» What the exercise asks
Comb the records below for the string "name" and copy each line where it turns up.

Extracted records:
= = = = = = =

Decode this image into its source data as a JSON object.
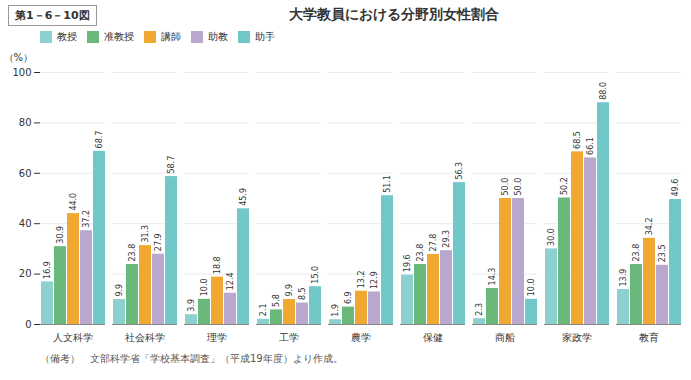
{
  "chart_data": {
    "type": "bar",
    "title": "大学教員における分野別女性割合",
    "figure_label": "第1－6－10図",
    "ylabel": "（%）",
    "footnote": "（備考）　文部科学省「学校基本調査」（平成19年度）より作成。",
    "categories": [
      "人文科学",
      "社会科学",
      "理学",
      "工学",
      "農学",
      "保健",
      "商船",
      "家政学",
      "教育"
    ],
    "series": [
      {
        "name": "教授",
        "color": "#8ecfcf",
        "values": [
          16.9,
          9.9,
          3.9,
          2.1,
          1.9,
          19.6,
          2.3,
          30.0,
          13.9
        ],
        "value_labels": [
          "16.9",
          "9.9",
          "3.9",
          "2.1",
          "1.9",
          "19.6",
          "2.3",
          "30.0",
          "13.9"
        ]
      },
      {
        "name": "准教授",
        "color": "#6ab87a",
        "values": [
          30.9,
          23.8,
          10.0,
          5.8,
          6.9,
          23.8,
          14.3,
          50.2,
          23.8
        ],
        "value_labels": [
          "30.9",
          "23.8",
          "10.0",
          "5.8",
          "6.9",
          "23.8",
          "14.3",
          "50.2",
          "23.8"
        ]
      },
      {
        "name": "講師",
        "color": "#f0a830",
        "values": [
          44.0,
          31.3,
          18.8,
          9.9,
          13.2,
          27.8,
          50.0,
          68.5,
          34.2
        ],
        "value_labels": [
          "44.0",
          "31.3",
          "18.8",
          "9.9",
          "13.2",
          "27.8",
          "50.0",
          "68.5",
          "34.2"
        ]
      },
      {
        "name": "助教",
        "color": "#b8a8d0",
        "values": [
          37.2,
          27.9,
          12.4,
          8.5,
          12.9,
          29.3,
          50.0,
          66.1,
          23.5
        ],
        "value_labels": [
          "37.2",
          "27.9",
          "12.4",
          "8.5",
          "12.9",
          "29.3",
          "50.0",
          "66.1",
          "23.5"
        ]
      },
      {
        "name": "助手",
        "color": "#70c8c8",
        "values": [
          68.7,
          58.7,
          45.9,
          15.0,
          51.1,
          56.3,
          10.0,
          88.0,
          49.6
        ],
        "value_labels": [
          "68.7",
          "58.7",
          "45.9",
          "15.0",
          "51.1",
          "56.3",
          "10.0",
          "88.0",
          "49.6"
        ]
      }
    ],
    "ylim": [
      0,
      100
    ],
    "yticks": [
      0,
      20,
      40,
      60,
      80,
      100
    ],
    "grid": true,
    "legend": "upper left",
    "data_labels": true
  }
}
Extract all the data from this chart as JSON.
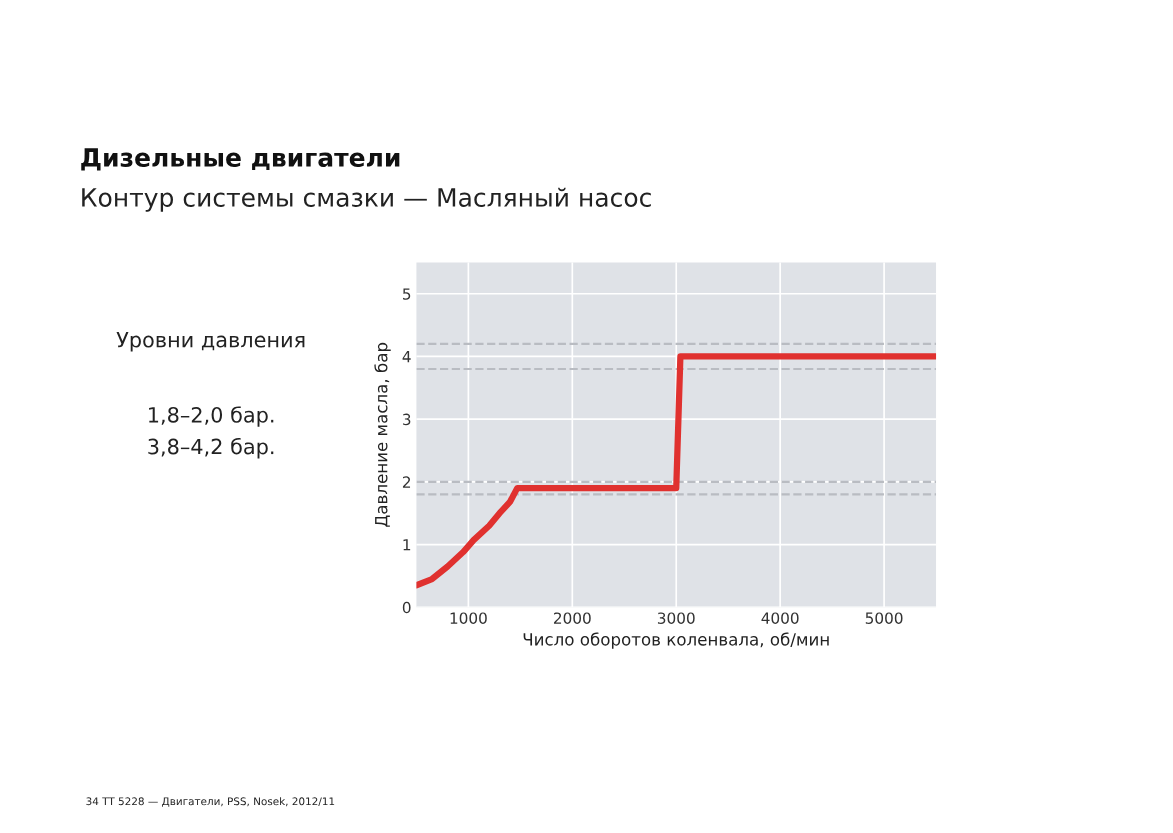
{
  "chart_data": {
    "type": "line",
    "title": "Дизельные двигатели",
    "subtitle": "Контур системы смазки — Масляный насос",
    "xlabel": "Число оборотов коленвала, об/мин",
    "ylabel": "Давление масла, бар",
    "series": [
      {
        "color": "#e0312f",
        "x": [
          500,
          650,
          800,
          950,
          1050,
          1200,
          1300,
          1400,
          1470,
          3000,
          3040,
          5500
        ],
        "values": [
          0.35,
          0.45,
          0.65,
          0.88,
          1.07,
          1.3,
          1.5,
          1.68,
          1.9,
          1.9,
          4.0,
          4.0
        ]
      }
    ],
    "xlim": [
      500,
      5500
    ],
    "ylim": [
      0,
      5.5
    ],
    "xticks": [
      1000,
      2000,
      3000,
      4000,
      5000
    ],
    "yticks": [
      0,
      1,
      2,
      3,
      4,
      5
    ],
    "ref_lines": [
      {
        "axis": "y",
        "value": 1.8,
        "color": "#b9bcc2",
        "line_style": "dashed"
      },
      {
        "axis": "y",
        "value": 2.0,
        "color": "#b9bcc2",
        "line_style": "dashed"
      },
      {
        "axis": "y",
        "value": 3.8,
        "color": "#b9bcc2",
        "line_style": "dashed"
      },
      {
        "axis": "y",
        "value": 4.2,
        "color": "#b9bcc2",
        "line_style": "dashed"
      }
    ],
    "annotations": [
      "Уровни давления",
      "1,8–2,0 бар.",
      "3,8–4,2 бар.",
      "34 TT 5228 — Двигатели, PSS, Nosek, 2012/11"
    ],
    "grid": true,
    "legend": false,
    "marker": "none",
    "line_style": "solid"
  }
}
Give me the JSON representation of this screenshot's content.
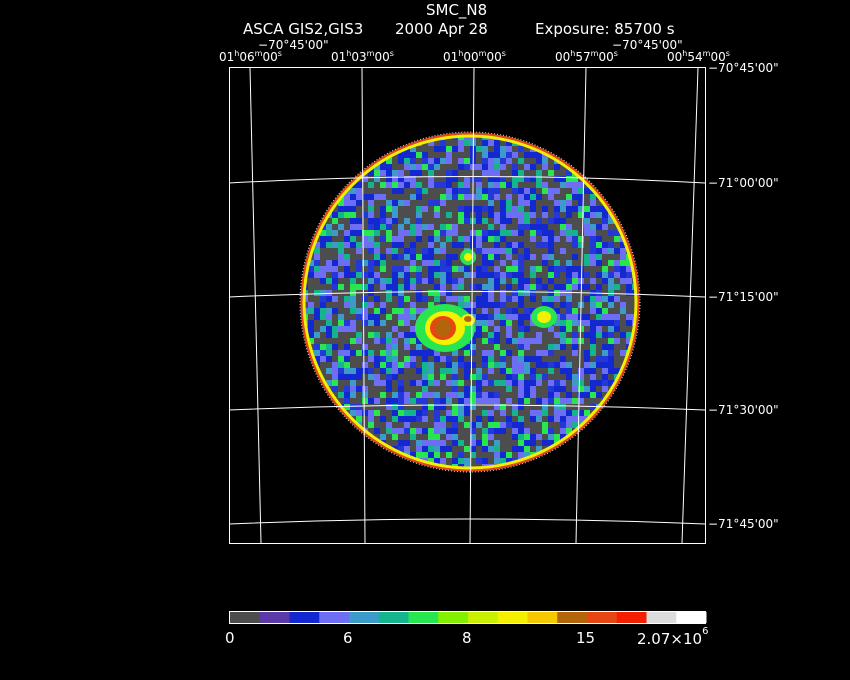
{
  "header": {
    "object": "SMC_N8",
    "instrument": "ASCA GIS2,GIS3",
    "date": "2000 Apr 28",
    "exposure": "Exposure: 85700 s"
  },
  "coords": {
    "top_dec_left": "−70°45'00\"",
    "top_dec_right": "−70°45'00\"",
    "ra": [
      {
        "h": "01",
        "m": "06",
        "s": "00"
      },
      {
        "h": "01",
        "m": "03",
        "s": "00"
      },
      {
        "h": "01",
        "m": "00",
        "s": "00"
      },
      {
        "h": "00",
        "m": "57",
        "s": "00"
      },
      {
        "h": "00",
        "m": "54",
        "s": "00"
      }
    ],
    "dec": [
      "−70°45'00\"",
      "−71°00'00\"",
      "−71°15'00\"",
      "−71°30'00\"",
      "−71°45'00\""
    ]
  },
  "colorbar": {
    "colors": [
      "#4d4d4d",
      "#5b3aa8",
      "#1428d2",
      "#6e6ef5",
      "#3c9bc8",
      "#14b48c",
      "#28e650",
      "#82f000",
      "#c8f000",
      "#f5f000",
      "#f5c800",
      "#b4640a",
      "#e64614",
      "#f51e00",
      "#dcdcdc",
      "#ffffff"
    ],
    "labels": {
      "l0": "0",
      "l1": "6",
      "l2": "8",
      "l3": "15",
      "l4_base": "2.07×10",
      "l4_exp": "6"
    }
  }
}
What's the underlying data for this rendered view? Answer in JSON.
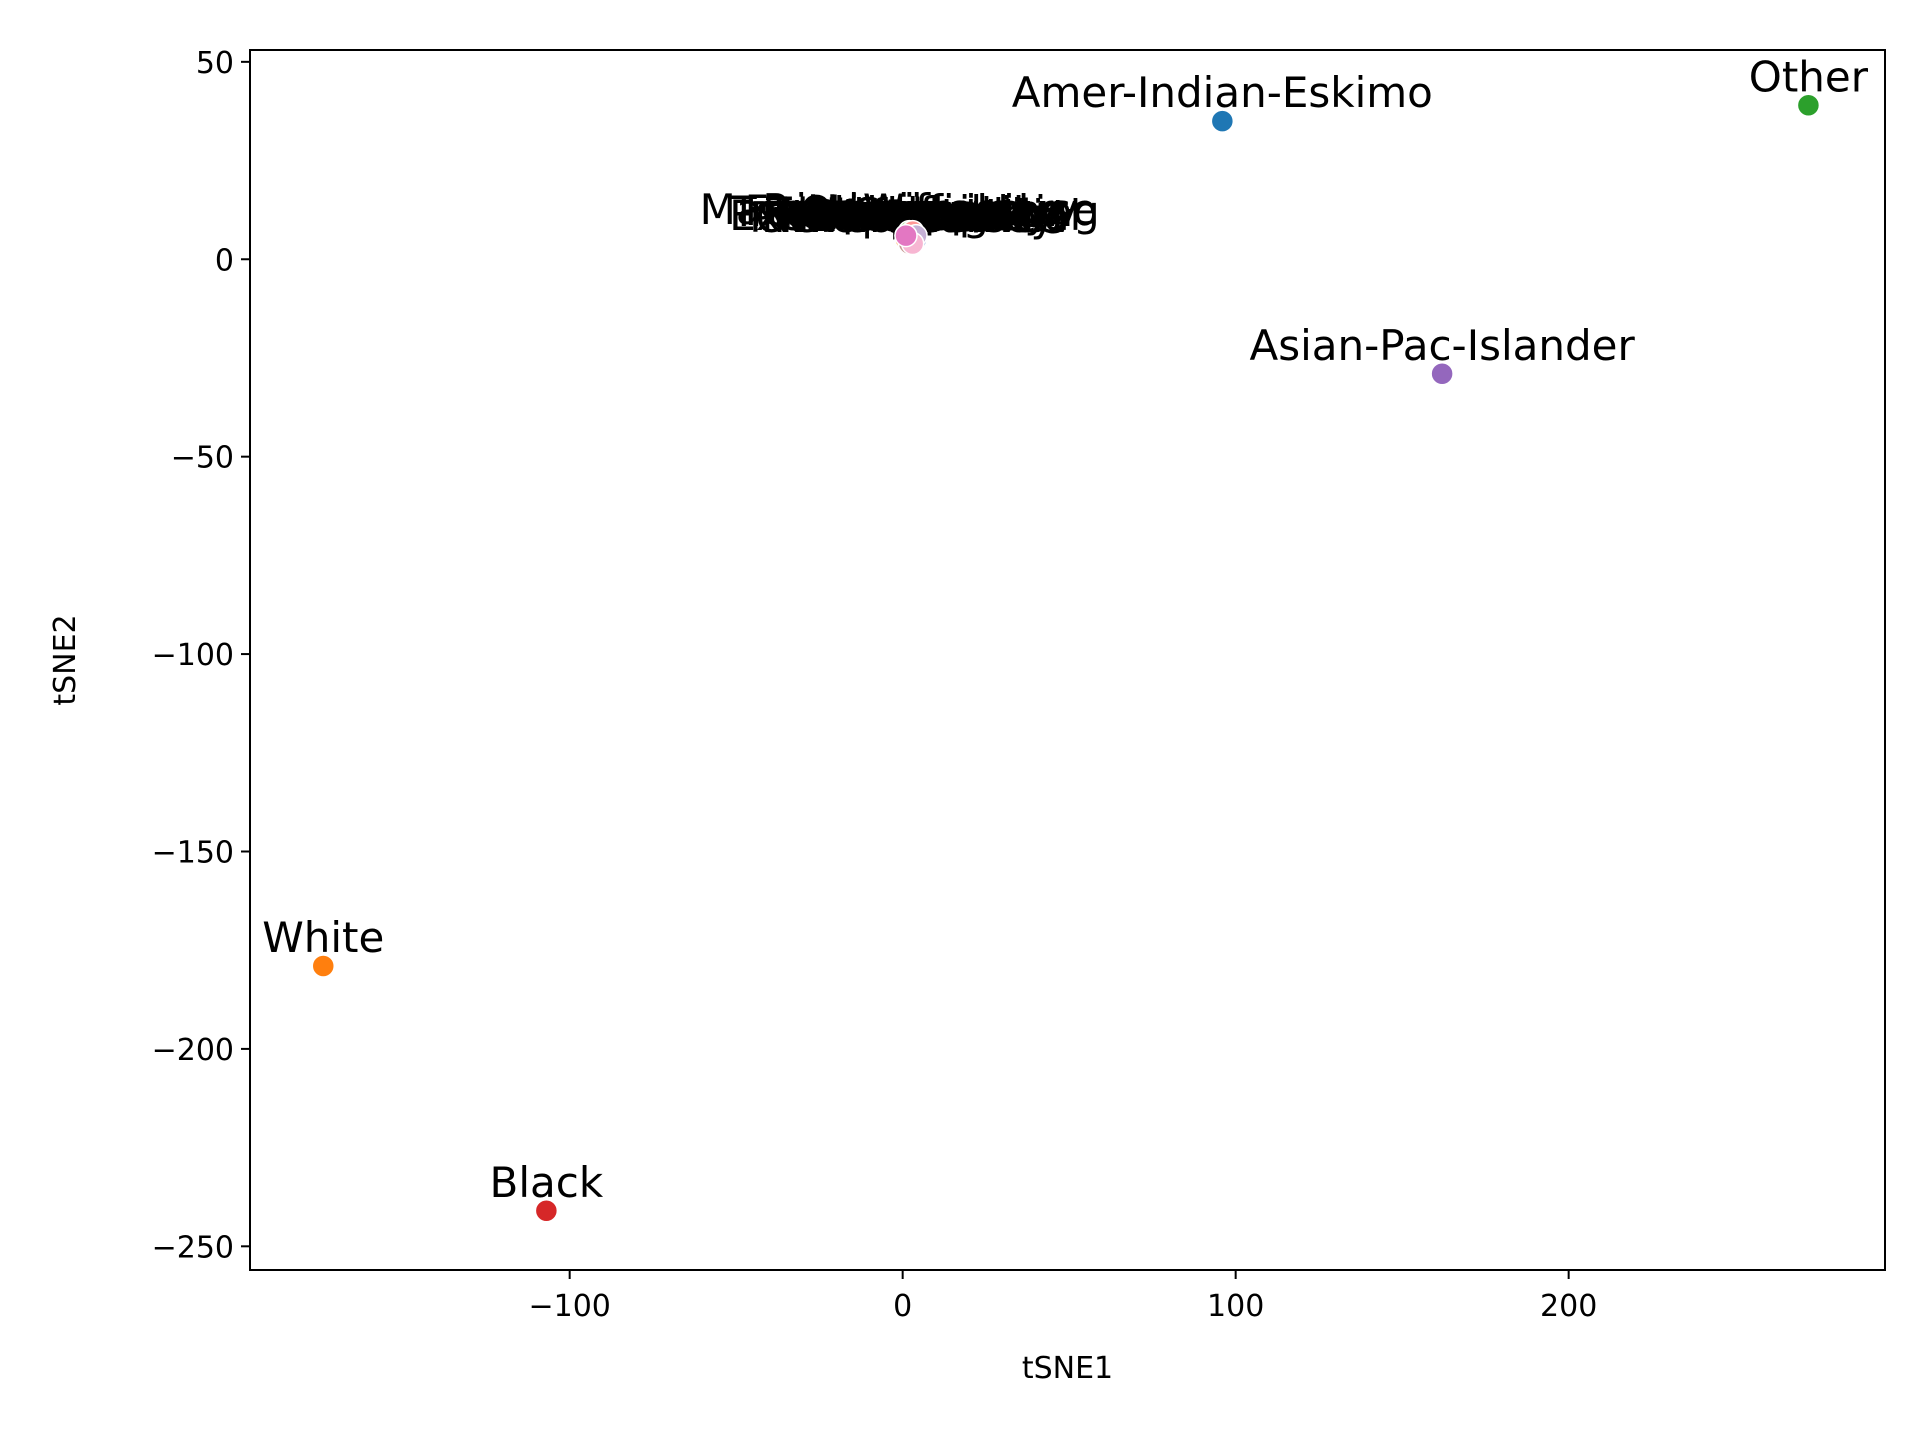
{
  "chart_data": {
    "type": "scatter",
    "title": "",
    "xlabel": "tSNE1",
    "ylabel": "tSNE2",
    "xlim": [
      -196,
      295
    ],
    "ylim": [
      -256,
      53
    ],
    "xticks": [
      -100,
      0,
      100,
      200
    ],
    "yticks": [
      50,
      0,
      -50,
      -100,
      -150,
      -200,
      -250
    ],
    "xtick_labels": [
      "−100",
      "0",
      "100",
      "200"
    ],
    "ytick_labels": [
      "50",
      "0",
      "−50",
      "−100",
      "−150",
      "−200",
      "−250"
    ],
    "grid": false,
    "legend": "none",
    "points": [
      {
        "label": "Amer-Indian-Eskimo",
        "x": 96,
        "y": 35,
        "color": "#1f77b4"
      },
      {
        "label": "Other",
        "x": 272,
        "y": 39,
        "color": "#2ca02c"
      },
      {
        "label": "Asian-Pac-Islander",
        "x": 162,
        "y": -29,
        "color": "#9467bd"
      },
      {
        "label": "White",
        "x": 174,
        "y": -179,
        "color": "#ff7f0e",
        "x_sign": -1
      },
      {
        "label": "Black",
        "x": -107,
        "y": -241,
        "color": "#d62728"
      },
      {
        "label": "",
        "x": 1,
        "y": 6,
        "color": "#e377c2"
      },
      {
        "label": "",
        "x": 2,
        "y": 6,
        "color": "#8c564b"
      },
      {
        "label": "",
        "x": 3,
        "y": 5,
        "color": "#7f7f7f"
      },
      {
        "label": "",
        "x": 2,
        "y": 5,
        "color": "#bcbd22"
      },
      {
        "label": "",
        "x": 3,
        "y": 6,
        "color": "#17becf"
      },
      {
        "label": "",
        "x": 4,
        "y": 5,
        "color": "#aec7e8"
      },
      {
        "label": "",
        "x": 1,
        "y": 5,
        "color": "#ffbb78"
      },
      {
        "label": "",
        "x": 2,
        "y": 7,
        "color": "#98df8a"
      },
      {
        "label": "",
        "x": 3,
        "y": 7,
        "color": "#ff9896"
      },
      {
        "label": "",
        "x": 4,
        "y": 6,
        "color": "#c5b0d5"
      },
      {
        "label": "",
        "x": 2,
        "y": 4,
        "color": "#c49c94"
      },
      {
        "label": "",
        "x": 3,
        "y": 4,
        "color": "#f7b6d2"
      },
      {
        "label": "",
        "x": 1,
        "y": 6,
        "color": "#e377c2"
      }
    ],
    "overlapping_labels": [
      "Married-civ-spouse",
      "Never-married",
      "Divorced",
      "Separated",
      "Widowed",
      "Husband",
      "Not-in-family",
      "Own-child",
      "Unmarried",
      "Wife",
      "Other-relative",
      "Prof-specialty",
      "Exec-managerial",
      "Craft-repair",
      "Sales",
      "Tech-support",
      "Transport-moving",
      "Farming-fishing",
      "Protective-serv",
      "Priv-house-serv",
      "Female",
      "Male"
    ],
    "overlapping_label_anchor": {
      "x": 2,
      "y": 11
    }
  }
}
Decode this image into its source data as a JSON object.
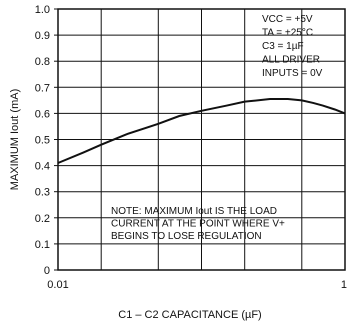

= = = = = = =

» Exercise result
        "name": "教授",
        "name": "准教授",
        "name": "講師",
        "name": "助教",
        "name": "助手",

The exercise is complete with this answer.